## Stated exercise a
Transcribe the part of the passage on Arabic names for Islamic bank contracts from "Of course, this" up to and including "are exactly that.".

## Provided text
>> start

Why do Islamic Banks use Arabic names for their contracts?
One of the popular accusations often levied against Islamic Banks is that they simply use the same conventional commercial agreements but change the name to an Arabic/Islamic title and thus magically the agreement becomes a Shariah-compliant contract.
“Interest-based loans with Islamic labels…”
“…The Islamic banking system is only considered to be a change of name.”
“Whether the product is dressed up in Arabic terminology, such as Mudarabah, or Ijarah, if it looks and feels like a mortgage, it is a mortgage and to say anything else is semantics.”
“The products that modern-day Islamic bankers have created are very similar to conventional products. So similar, in fact, that to an outside observer they could be considered the same.”
“The products promoted by the Islamic finance industry are sometimes indistinguishable from those of interest-based institutions.”
Of course, this is untrue. The critics would have everyone believe that the finance agreements that Islamic Banks execute are simply the Conventional Bank contracts with the English word erased and in its place an Arabic word was inserted to give it an Islamic flavour. Perhaps comment number four says it all when it remarks: “to an outside observer”, as in fact most critics of Islamic Finance are exactly that.

>> end

## Material provided
>> start

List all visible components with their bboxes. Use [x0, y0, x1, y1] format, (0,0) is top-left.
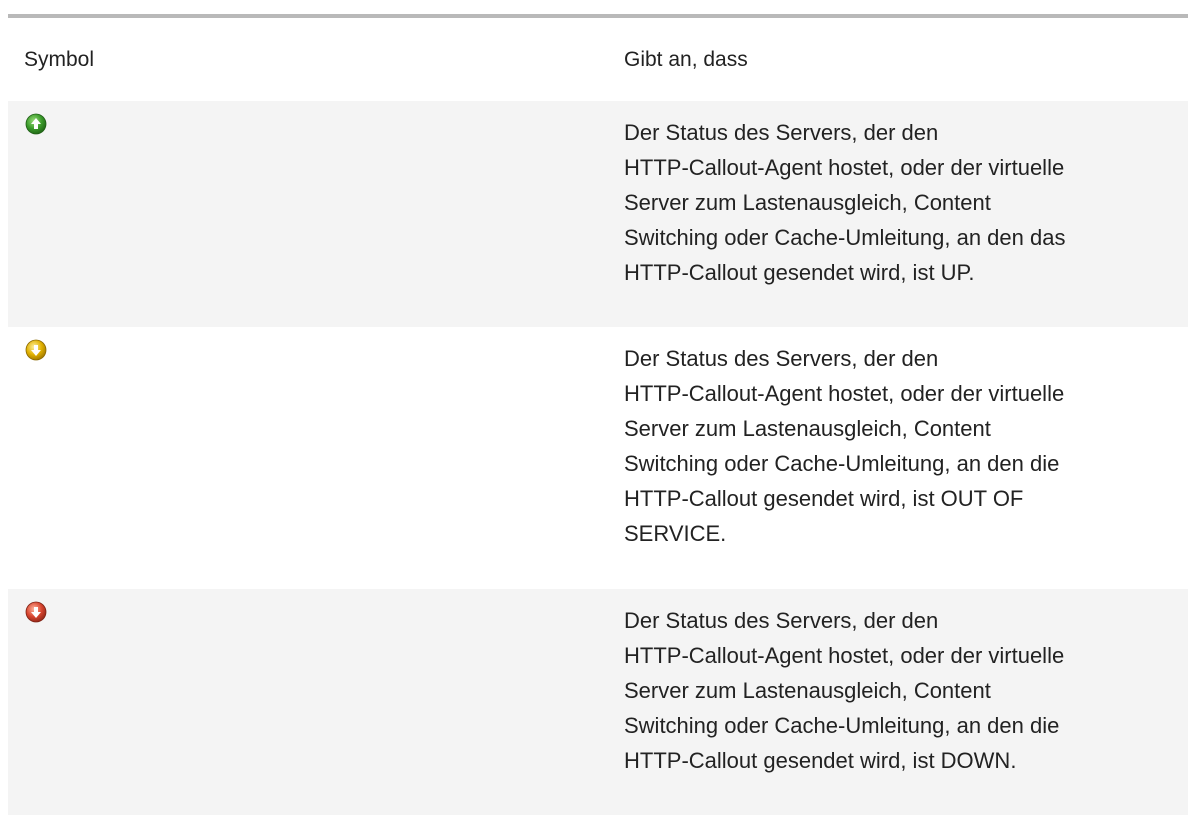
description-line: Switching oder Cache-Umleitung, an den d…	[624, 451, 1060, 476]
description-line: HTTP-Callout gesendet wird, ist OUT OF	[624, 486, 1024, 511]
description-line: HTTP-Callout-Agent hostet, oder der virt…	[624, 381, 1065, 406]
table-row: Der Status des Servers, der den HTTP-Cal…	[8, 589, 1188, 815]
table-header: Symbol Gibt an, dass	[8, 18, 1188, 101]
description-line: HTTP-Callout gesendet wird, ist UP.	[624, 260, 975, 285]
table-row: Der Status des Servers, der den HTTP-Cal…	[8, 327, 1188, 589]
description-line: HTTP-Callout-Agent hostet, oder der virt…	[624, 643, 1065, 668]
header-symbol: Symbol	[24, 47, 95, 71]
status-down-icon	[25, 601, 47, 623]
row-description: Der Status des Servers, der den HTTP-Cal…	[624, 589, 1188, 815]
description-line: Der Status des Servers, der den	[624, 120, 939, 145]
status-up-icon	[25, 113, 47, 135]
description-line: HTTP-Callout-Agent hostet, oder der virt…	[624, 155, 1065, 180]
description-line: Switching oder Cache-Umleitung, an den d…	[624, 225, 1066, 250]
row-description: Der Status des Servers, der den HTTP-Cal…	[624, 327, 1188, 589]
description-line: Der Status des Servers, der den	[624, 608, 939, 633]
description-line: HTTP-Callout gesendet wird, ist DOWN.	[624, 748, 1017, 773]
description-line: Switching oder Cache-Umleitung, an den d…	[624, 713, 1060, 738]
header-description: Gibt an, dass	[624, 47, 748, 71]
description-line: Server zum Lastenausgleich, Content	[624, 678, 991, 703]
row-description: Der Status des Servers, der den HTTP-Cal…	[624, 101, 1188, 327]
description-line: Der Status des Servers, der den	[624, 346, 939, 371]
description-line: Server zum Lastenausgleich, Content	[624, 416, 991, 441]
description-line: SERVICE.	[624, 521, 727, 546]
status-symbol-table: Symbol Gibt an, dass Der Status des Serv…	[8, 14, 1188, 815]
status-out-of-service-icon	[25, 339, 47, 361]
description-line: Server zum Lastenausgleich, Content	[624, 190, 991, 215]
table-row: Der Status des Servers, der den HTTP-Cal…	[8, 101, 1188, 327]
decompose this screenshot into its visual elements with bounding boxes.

>> end
>> start

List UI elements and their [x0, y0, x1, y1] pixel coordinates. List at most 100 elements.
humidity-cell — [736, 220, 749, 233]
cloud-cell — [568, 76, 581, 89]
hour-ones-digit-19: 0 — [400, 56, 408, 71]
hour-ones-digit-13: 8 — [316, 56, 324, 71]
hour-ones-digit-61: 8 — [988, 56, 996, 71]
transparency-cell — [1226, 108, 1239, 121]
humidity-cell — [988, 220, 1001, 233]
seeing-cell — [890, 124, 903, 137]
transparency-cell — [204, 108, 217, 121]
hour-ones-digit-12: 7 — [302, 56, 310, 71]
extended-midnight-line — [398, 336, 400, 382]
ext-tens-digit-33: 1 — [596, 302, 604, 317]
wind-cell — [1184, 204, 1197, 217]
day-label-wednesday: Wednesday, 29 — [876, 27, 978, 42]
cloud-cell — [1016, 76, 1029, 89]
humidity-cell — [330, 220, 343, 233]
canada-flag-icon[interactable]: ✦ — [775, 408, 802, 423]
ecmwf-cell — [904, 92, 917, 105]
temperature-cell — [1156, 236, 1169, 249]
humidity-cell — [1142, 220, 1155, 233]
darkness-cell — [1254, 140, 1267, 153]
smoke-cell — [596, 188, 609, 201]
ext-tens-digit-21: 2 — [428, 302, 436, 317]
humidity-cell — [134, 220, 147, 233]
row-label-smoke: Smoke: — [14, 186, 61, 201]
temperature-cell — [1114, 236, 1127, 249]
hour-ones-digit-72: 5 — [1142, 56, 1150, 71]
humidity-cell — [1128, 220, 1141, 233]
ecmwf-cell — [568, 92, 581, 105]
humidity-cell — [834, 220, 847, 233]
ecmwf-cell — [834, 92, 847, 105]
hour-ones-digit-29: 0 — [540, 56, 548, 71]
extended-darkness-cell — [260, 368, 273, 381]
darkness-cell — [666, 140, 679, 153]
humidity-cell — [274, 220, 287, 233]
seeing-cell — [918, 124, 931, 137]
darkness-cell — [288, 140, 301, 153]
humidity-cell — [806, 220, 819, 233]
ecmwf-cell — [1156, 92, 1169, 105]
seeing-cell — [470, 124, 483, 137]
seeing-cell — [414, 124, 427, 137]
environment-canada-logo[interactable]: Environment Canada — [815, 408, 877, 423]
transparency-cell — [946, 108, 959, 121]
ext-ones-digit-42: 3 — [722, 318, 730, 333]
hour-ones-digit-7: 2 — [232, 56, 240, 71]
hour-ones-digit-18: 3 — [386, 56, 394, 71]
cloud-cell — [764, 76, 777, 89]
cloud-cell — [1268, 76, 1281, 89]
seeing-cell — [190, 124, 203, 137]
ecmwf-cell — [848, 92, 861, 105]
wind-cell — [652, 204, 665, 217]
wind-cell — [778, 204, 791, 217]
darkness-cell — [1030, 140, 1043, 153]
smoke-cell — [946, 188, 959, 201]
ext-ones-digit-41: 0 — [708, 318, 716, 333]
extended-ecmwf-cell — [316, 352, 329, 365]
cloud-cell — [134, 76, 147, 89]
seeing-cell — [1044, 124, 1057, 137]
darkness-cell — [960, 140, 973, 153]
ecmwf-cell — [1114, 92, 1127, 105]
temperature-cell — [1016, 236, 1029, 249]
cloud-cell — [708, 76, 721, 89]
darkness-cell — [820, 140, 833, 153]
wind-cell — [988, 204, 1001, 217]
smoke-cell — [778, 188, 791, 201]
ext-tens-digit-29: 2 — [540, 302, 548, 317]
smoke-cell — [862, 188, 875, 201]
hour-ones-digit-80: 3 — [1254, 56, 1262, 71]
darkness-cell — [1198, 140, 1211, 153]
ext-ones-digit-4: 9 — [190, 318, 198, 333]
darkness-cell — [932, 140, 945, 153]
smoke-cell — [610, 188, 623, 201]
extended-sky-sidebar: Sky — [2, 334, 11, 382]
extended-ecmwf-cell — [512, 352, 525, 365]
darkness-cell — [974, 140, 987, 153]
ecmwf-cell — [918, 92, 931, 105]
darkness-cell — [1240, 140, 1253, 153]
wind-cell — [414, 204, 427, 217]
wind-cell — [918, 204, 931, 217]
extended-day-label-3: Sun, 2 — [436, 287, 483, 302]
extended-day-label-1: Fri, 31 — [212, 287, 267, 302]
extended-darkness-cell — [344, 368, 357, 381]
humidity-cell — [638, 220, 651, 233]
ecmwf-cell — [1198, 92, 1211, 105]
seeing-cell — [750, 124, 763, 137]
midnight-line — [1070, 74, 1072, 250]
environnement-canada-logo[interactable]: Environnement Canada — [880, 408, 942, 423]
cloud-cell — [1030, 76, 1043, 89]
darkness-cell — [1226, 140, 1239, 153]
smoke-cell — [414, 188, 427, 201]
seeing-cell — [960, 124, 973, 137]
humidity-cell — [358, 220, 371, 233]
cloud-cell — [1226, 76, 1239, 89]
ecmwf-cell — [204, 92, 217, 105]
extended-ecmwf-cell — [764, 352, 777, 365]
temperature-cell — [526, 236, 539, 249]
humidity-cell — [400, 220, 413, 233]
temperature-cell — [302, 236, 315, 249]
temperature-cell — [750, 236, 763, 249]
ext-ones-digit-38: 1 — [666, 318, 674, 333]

>> end

## Stated exercise b
Restate word for word the rows in the first block, from the line with "451, 1060, 476]" up to and including the line with "155, 1065, 180]".

## Exercise response a
Of course, this is untrue. The critics would have everyone believe that the finance agreements that Islamic Banks execute are simply the Conventional Bank contracts with the English word erased and in its place an Arabic word was inserted to give it an Islamic flavour. Perhaps comment number four says it all when it remarks: “to an outside observer”, as in fact most critics of Islamic Finance are exactly that.

## Exercise response b
description-line: Switching oder Cache-Umleitung, an den d…	[624, 451, 1060, 476]
description-line: HTTP-Callout gesendet wird, ist OUT OF	[624, 486, 1024, 511]
description-line: HTTP-Callout-Agent hostet, oder der virt…	[624, 381, 1065, 406]
table-row: Der Status des Servers, der den HTTP-Cal…	[8, 589, 1188, 815]
table-header: Symbol Gibt an, dass	[8, 18, 1188, 101]
description-line: HTTP-Callout gesendet wird, ist UP.	[624, 260, 975, 285]
table-row: Der Status des Servers, der den HTTP-Cal…	[8, 327, 1188, 589]
description-line: HTTP-Callout-Agent hostet, oder der virt…	[624, 643, 1065, 668]
header-symbol: Symbol	[24, 47, 95, 71]
status-down-icon	[25, 601, 47, 623]
row-description: Der Status des Servers, der den HTTP-Cal…	[624, 589, 1188, 815]
description-line: Der Status des Servers, der den	[624, 120, 939, 145]
status-up-icon	[25, 113, 47, 135]
description-line: HTTP-Callout-Agent hostet, oder der virt…	[624, 155, 1065, 180]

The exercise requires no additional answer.